**Objective**
Write out all of the data without omission, exactly as shown.

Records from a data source

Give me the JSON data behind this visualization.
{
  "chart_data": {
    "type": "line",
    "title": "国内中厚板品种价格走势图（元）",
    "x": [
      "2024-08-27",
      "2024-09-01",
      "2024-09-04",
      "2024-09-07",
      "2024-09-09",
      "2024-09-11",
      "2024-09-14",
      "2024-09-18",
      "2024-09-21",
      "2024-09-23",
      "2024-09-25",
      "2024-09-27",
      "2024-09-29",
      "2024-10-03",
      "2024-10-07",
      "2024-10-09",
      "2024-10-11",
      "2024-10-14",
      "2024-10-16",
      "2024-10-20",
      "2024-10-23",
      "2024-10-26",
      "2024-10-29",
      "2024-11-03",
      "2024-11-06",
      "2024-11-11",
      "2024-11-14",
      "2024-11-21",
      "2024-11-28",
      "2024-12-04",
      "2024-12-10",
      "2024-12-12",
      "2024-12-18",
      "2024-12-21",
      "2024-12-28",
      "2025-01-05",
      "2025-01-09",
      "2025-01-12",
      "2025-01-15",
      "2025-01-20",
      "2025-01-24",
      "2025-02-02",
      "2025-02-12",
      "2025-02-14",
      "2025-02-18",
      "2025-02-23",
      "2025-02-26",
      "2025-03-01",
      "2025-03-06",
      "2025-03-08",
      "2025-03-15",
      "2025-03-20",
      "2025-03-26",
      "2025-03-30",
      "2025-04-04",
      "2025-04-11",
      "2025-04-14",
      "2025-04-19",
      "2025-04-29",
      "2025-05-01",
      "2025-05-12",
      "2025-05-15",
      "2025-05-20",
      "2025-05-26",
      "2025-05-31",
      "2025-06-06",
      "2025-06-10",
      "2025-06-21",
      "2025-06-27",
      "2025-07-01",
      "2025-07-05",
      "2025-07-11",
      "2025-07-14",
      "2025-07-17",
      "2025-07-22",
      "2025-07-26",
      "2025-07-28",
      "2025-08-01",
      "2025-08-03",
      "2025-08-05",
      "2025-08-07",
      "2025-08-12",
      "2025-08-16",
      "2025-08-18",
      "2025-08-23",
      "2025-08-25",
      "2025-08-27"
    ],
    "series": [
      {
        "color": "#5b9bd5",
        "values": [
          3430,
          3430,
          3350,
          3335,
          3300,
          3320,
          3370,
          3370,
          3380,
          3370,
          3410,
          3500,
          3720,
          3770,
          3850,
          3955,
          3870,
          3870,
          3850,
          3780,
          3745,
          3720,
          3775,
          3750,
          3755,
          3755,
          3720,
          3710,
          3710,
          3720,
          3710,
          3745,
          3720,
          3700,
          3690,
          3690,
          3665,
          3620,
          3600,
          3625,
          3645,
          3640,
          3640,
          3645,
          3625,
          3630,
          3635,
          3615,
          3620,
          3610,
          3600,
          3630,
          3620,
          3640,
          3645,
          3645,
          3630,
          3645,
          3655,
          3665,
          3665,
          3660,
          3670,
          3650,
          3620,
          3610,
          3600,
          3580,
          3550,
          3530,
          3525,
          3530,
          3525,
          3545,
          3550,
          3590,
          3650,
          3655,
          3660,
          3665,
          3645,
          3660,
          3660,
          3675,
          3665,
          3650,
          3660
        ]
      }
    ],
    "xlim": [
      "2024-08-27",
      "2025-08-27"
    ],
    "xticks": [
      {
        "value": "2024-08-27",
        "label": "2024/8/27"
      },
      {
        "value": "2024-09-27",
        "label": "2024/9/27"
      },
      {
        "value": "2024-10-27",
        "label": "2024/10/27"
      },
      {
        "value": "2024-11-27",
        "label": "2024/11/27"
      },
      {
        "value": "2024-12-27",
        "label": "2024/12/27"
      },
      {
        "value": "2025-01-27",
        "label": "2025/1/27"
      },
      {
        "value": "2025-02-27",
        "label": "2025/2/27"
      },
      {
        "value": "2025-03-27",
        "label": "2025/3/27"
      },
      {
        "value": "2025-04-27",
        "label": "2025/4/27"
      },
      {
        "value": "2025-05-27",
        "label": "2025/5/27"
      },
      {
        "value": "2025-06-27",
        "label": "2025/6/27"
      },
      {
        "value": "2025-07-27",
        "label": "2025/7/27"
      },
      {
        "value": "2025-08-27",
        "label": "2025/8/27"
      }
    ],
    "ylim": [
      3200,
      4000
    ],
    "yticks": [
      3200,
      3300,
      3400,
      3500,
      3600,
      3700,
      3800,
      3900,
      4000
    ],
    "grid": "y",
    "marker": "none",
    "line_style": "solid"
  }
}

**Problem solution**
Give me the JSON data behind this visualization.
{
  "chart_data": {
    "type": "line",
    "title": "国内中厚板品种价格走势图（元）",
    "x": [
      "2024-08-27",
      "2024-09-01",
      "2024-09-04",
      "2024-09-07",
      "2024-09-09",
      "2024-09-11",
      "2024-09-14",
      "2024-09-18",
      "2024-09-21",
      "2024-09-23",
      "2024-09-25",
      "2024-09-27",
      "2024-09-29",
      "2024-10-03",
      "2024-10-07",
      "2024-10-09",
      "2024-10-11",
      "2024-10-14",
      "2024-10-16",
      "2024-10-20",
      "2024-10-23",
      "2024-10-26",
      "2024-10-29",
      "2024-11-03",
      "2024-11-06",
      "2024-11-11",
      "2024-11-14",
      "2024-11-21",
      "2024-11-28",
      "2024-12-04",
      "2024-12-10",
      "2024-12-12",
      "2024-12-18",
      "2024-12-21",
      "2024-12-28",
      "2025-01-05",
      "2025-01-09",
      "2025-01-12",
      "2025-01-15",
      "2025-01-20",
      "2025-01-24",
      "2025-02-02",
      "2025-02-12",
      "2025-02-14",
      "2025-02-18",
      "2025-02-23",
      "2025-02-26",
      "2025-03-01",
      "2025-03-06",
      "2025-03-08",
      "2025-03-15",
      "2025-03-20",
      "2025-03-26",
      "2025-03-30",
      "2025-04-04",
      "2025-04-11",
      "2025-04-14",
      "2025-04-19",
      "2025-04-29",
      "2025-05-01",
      "2025-05-12",
      "2025-05-15",
      "2025-05-20",
      "2025-05-26",
      "2025-05-31",
      "2025-06-06",
      "2025-06-10",
      "2025-06-21",
      "2025-06-27",
      "2025-07-01",
      "2025-07-05",
      "2025-07-11",
      "2025-07-14",
      "2025-07-17",
      "2025-07-22",
      "2025-07-26",
      "2025-07-28",
      "2025-08-01",
      "2025-08-03",
      "2025-08-05",
      "2025-08-07",
      "2025-08-12",
      "2025-08-16",
      "2025-08-18",
      "2025-08-23",
      "2025-08-25",
      "2025-08-27"
    ],
    "series": [
      {
        "color": "#5b9bd5",
        "values": [
          3430,
          3430,
          3350,
          3335,
          3300,
          3320,
          3370,
          3370,
          3380,
          3370,
          3410,
          3500,
          3720,
          3770,
          3850,
          3955,
          3870,
          3870,
          3850,
          3780,
          3745,
          3720,
          3775,
          3750,
          3755,
          3755,
          3720,
          3710,
          3710,
          3720,
          3710,
          3745,
          3720,
          3700,
          3690,
          3690,
          3665,
          3620,
          3600,
          3625,
          3645,
          3640,
          3640,
          3645,
          3625,
          3630,
          3635,
          3615,
          3620,
          3610,
          3600,
          3630,
          3620,
          3640,
          3645,
          3645,
          3630,
          3645,
          3655,
          3665,
          3665,
          3660,
          3670,
          3650,
          3620,
          3610,
          3600,
          3580,
          3550,
          3530,
          3525,
          3530,
          3525,
          3545,
          3550,
          3590,
          3650,
          3655,
          3660,
          3665,
          3645,
          3660,
          3660,
          3675,
          3665,
          3650,
          3660
        ]
      }
    ],
    "xlim": [
      "2024-08-27",
      "2025-08-27"
    ],
    "xticks": [
      {
        "value": "2024-08-27",
        "label": "2024/8/27"
      },
      {
        "value": "2024-09-27",
        "label": "2024/9/27"
      },
      {
        "value": "2024-10-27",
        "label": "2024/10/27"
      },
      {
        "value": "2024-11-27",
        "label": "2024/11/27"
      },
      {
        "value": "2024-12-27",
        "label": "2024/12/27"
      },
      {
        "value": "2025-01-27",
        "label": "2025/1/27"
      },
      {
        "value": "2025-02-27",
        "label": "2025/2/27"
      },
      {
        "value": "2025-03-27",
        "label": "2025/3/27"
      },
      {
        "value": "2025-04-27",
        "label": "2025/4/27"
      },
      {
        "value": "2025-05-27",
        "label": "2025/5/27"
      },
      {
        "value": "2025-06-27",
        "label": "2025/6/27"
      },
      {
        "value": "2025-07-27",
        "label": "2025/7/27"
      },
      {
        "value": "2025-08-27",
        "label": "2025/8/27"
      }
    ],
    "ylim": [
      3200,
      4000
    ],
    "yticks": [
      3200,
      3300,
      3400,
      3500,
      3600,
      3700,
      3800,
      3900,
      4000
    ],
    "grid": "y",
    "marker": "none",
    "line_style": "solid"
  }
}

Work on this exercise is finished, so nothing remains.